Task directions —
In the listing below, count the lines containing the string "xlabel" and state only the number.

──────────────────────────────

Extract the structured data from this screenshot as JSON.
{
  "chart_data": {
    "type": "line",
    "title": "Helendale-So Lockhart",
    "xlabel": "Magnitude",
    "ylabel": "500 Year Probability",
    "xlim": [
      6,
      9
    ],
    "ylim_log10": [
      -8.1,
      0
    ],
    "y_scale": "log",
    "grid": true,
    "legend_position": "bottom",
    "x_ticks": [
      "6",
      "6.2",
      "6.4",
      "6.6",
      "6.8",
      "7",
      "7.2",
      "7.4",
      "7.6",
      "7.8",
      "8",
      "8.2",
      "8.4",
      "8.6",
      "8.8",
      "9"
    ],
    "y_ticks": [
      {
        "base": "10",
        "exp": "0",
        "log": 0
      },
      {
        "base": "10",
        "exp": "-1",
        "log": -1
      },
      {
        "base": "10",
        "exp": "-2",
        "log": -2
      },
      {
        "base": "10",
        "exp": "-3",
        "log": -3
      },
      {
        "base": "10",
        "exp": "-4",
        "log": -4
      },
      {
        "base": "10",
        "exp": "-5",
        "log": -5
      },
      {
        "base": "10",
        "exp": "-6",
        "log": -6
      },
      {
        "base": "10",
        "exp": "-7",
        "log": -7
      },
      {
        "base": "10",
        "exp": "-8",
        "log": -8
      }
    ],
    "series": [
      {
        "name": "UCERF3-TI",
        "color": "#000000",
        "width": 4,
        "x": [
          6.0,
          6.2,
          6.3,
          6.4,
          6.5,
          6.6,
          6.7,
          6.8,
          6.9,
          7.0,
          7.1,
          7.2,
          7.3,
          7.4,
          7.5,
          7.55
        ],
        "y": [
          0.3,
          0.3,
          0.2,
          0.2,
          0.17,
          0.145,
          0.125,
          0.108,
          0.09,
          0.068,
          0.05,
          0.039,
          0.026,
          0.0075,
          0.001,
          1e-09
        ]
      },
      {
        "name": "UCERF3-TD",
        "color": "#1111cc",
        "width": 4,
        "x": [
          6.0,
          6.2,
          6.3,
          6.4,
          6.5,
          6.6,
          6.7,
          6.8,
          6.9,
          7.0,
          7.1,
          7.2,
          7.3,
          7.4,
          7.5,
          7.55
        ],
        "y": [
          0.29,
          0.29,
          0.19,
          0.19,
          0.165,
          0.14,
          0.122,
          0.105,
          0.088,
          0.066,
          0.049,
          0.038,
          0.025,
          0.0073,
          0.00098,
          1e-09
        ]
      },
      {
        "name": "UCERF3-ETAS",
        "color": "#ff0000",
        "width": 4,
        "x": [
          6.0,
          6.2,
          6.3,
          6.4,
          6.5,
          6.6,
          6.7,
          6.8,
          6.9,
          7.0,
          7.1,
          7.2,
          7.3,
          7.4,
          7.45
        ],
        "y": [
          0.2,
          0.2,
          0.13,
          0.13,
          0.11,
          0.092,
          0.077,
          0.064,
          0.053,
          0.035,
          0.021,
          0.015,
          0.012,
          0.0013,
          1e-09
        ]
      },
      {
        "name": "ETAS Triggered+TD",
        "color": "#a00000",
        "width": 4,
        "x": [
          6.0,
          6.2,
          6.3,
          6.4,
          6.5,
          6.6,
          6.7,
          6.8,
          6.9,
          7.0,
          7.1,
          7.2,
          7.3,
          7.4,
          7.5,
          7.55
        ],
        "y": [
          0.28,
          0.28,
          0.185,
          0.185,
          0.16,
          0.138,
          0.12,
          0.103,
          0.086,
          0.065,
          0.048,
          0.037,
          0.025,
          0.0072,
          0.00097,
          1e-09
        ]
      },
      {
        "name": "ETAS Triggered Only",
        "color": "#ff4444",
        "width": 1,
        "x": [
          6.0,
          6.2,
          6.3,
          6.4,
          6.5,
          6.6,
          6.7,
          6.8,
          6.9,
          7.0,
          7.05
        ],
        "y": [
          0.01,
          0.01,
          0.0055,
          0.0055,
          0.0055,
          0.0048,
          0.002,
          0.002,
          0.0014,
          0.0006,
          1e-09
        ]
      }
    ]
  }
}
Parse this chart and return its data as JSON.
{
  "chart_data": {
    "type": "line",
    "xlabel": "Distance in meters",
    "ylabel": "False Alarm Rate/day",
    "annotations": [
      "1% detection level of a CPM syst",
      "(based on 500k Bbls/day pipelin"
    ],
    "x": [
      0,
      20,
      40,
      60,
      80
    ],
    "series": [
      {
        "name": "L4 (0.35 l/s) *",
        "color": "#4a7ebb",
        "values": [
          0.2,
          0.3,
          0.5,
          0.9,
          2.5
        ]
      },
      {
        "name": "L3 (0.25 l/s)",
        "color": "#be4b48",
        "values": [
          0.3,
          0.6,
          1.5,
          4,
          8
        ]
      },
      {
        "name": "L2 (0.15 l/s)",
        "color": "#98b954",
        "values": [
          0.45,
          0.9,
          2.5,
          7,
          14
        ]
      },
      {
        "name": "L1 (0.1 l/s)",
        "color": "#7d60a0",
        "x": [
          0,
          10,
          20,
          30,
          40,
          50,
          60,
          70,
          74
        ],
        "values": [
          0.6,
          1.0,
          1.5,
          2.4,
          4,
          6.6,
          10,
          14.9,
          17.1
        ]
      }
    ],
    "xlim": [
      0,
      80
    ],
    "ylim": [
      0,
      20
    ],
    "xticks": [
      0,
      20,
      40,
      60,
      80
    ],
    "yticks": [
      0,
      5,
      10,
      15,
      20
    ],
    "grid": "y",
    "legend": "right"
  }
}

──────────────────────────────

Result of the task —
2